• Passage:
* start *

Holy Saturday and the Night That Sets Christian Believers Apart

COMMENTARY: The Easter vigil is a 17-course banquet of the most important lessons God has taught in the history of salvation.

People light candles as they celebrate the Holy Saturday Easter vigil in the Catholic Church of St. Mary of Snows in Bratislava, Slovakia, on Easter Eve, April 20, 2019.
People light candles as they celebrate the Holy Saturday Easter vigil in the Catholic Church of St. Mary of Snows in Bratislava, Slovakia, on Easter Eve, April 20, 2019. (photo: JOE KLAMAR / AFP via Getty Images)

The Easter vigil is by far the most important and beautiful Mass of the entire year. It’s the Mass that contains the Church’s greatest promises. It’s the Mass that impels us to maximize our liturgical love and gratitude to God in celebration of Jesus’ resurrection and what it means. 

Yet it’s also a Mass that many Catholics, including those who otherwise take the faith very seriously, rarely attend. It’s much longer than other Masses and therefore demands greater spiritual stamina and attention. It can also require greater faith and love, since it’s the antithesis of, and antidote for, the religious minimalism that looks, even on Easter, for the fastest way to fulfill one’s Sunday Mass “obligation.” 

The bold promise of the Easter vigil is made at the very beginning of the ceremony, when the priest, after the Sign of the Cross, says, “Dear brothers and sisters, on this most sacred night in which our Lord Jesus Christ passed over from death to life, the Church calls upon her sons and daughters, scattered throughout the world, to come together to watch and pray.” Those words, “watch and pray,” are exactly what Jesus told Peter in the Garden of Gethsemane would help to strengthen his frail flesh to align with his willing spirit. 

As we gather to keep that contemplative vigil, the priest for the Church makes an astounding guarantee: “If we keep the memorial of the Lord’s paschal solemnity in this way, listening to his word and celebrating his mysteries, then we shall have the sure hope of sharing his triumph over death and living with him in God.”

The Church gives us an assurance that she makes in no other liturgy throughout the year, promising that if we learn how to celebrate and live the Easter vigil, then we will share, in this life and forever, Jesus’ victory over sin and death and abide in communion with him in the heart of the Trinity. 

Because the Easter vigil synthesizes the entire Christian faith, if we develop the spirituality of the Easter vigil and make our life a living celebration of its mysteries, we’re promised the most important gifts of all in this world — and forever. 

If this is what the Easter vigil promises, how could we not attend with eagerness? 

The Easter vigil is broken down into four parts, and each has great lessons for us of the mysteries we’re called to celebrate. 

 

Liturgy of Light

The first part is the Lucernarium, the “Liturgy of Light,” in which we bless the Easter fire, prepare the Paschal candle and with it chant the Easter Proclamation. The fire is a reminder for us of how the celebration of Easter is to help us “be so inflamed with heavenly desires that with minds made pure we may attain festivities of unending splendor.” Lighting the candle from it, we beg that “the light of Christ rising in glory [will] dispel the darkness of our hearts and minds.”

* end *

• Records shown:

* start *

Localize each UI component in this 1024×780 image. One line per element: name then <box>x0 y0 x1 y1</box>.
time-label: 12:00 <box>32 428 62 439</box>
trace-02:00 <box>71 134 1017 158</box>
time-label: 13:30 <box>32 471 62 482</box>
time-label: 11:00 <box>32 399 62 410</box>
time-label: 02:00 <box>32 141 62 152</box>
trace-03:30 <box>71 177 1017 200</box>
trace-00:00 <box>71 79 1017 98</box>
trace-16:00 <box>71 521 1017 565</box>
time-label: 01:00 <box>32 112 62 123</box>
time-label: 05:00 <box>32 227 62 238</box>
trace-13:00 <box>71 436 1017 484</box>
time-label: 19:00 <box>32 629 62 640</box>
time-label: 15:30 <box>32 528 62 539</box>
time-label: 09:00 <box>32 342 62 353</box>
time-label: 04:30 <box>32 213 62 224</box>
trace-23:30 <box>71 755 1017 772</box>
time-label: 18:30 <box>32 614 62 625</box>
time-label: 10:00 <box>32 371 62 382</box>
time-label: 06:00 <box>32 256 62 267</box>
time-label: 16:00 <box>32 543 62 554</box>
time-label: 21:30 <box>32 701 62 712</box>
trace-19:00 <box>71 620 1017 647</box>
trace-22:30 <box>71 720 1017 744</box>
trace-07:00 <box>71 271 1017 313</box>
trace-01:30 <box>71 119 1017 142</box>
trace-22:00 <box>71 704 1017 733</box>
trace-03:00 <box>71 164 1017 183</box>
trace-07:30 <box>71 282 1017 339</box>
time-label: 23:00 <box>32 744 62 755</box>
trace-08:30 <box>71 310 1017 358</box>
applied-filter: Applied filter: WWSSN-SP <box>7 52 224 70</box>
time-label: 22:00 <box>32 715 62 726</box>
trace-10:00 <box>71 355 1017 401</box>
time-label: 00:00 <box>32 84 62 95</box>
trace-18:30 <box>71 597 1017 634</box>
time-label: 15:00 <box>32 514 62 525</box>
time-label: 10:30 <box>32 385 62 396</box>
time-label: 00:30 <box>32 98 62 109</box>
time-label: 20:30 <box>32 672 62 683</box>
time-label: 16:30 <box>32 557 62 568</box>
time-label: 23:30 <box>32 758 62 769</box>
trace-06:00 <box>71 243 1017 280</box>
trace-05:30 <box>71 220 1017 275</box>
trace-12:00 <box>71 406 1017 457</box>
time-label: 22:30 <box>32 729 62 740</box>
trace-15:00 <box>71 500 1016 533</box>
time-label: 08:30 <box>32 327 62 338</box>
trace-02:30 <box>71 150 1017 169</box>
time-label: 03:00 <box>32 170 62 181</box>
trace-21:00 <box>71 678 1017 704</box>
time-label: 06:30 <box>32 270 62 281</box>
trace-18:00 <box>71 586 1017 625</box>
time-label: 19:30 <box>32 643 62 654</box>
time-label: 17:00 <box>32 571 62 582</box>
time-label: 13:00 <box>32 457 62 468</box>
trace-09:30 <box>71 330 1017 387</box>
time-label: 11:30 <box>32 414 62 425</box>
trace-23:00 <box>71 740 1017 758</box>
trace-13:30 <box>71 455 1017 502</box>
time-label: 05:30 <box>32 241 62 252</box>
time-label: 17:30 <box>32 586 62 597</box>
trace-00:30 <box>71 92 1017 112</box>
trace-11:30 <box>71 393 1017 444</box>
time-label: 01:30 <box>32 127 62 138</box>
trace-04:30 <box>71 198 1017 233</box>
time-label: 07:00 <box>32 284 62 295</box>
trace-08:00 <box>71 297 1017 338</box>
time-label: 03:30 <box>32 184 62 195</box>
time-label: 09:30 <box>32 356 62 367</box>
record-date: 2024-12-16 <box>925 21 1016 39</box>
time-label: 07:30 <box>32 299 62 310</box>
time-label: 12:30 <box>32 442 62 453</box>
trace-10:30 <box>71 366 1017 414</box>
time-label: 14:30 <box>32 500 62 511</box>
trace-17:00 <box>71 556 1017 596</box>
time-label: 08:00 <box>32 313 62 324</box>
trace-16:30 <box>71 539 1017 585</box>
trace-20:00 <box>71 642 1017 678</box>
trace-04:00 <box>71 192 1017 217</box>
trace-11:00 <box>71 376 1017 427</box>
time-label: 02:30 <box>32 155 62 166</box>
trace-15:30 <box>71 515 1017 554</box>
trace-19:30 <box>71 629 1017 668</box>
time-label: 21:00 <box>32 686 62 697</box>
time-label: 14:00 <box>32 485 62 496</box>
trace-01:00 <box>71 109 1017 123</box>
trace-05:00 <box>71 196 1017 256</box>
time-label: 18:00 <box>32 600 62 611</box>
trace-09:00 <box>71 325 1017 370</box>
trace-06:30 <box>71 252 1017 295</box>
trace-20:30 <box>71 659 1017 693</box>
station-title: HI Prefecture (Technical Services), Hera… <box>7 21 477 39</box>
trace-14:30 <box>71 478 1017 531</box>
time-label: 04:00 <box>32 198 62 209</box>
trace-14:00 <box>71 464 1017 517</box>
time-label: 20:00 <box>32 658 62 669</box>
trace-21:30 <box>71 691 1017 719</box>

* end *

• Stated goal 1: In the Easter vigil commentary, how many parts is the Easter vigil broken down into?
• Stated goal 2: List the three actions that the Easter vigil commentary says take place in the Liturgy of Light.
• Stated goal 3: Please pick up the Easter vigil commentary after its final sentence and keep writing it.

• Written response 1: Four parts.

• Written response 2:
- Blessing the Easter fire
- Preparing the Paschal candle
- Chanting the Easter Proclamation

• Written response 3:
As we enter the Church, we proclaim that Christ is the Light, have our candles lit from the Easter candle (symbolizing being illuminated by Christ) and then light the candles of those around us, an image of the transmission of the faith. Then the deacon, or a priest, chants the Exsultet, the exultation of the Church for the light of Christ’s resurrection. We beg for the grace to have the church building “shake with joy, filled with the mighty voices of the people.” 

And then we describe what makes the Easter vigil different from every other. 

“This is the night that, even now, throughout the world, sets Christian believers apart.” 

The Easter vigil, in other words, is what makes Christians Christian. If we live the spirituality of the Easter vigil, it proclaims, it separates us “from worldly vices and from the gloom of sin, leading [us] to grace and joining [us] to [God’s] holy ones.” It has a “sanctifying power” that makes us holy by dispelling wickedness, washing faults away, restoring innocence to the fallen, giving joy and the hope of resurrection to those mourning the loss of loved ones, driving out hatred, fostering peace, humbling the mighty and wedding heaven to earth and the divine to the human. We pray that the light of the Easter candle, the light of Jesus risen from the dead that illumines us like the candles in our hands symbolic of our vigilant faith, “may persevere undimmed,” and be found by Christ still burning brightly when he returns as Bridegroom. It’s the spirituality of the wise bridesmaids that Jesus describes in Matthew 25.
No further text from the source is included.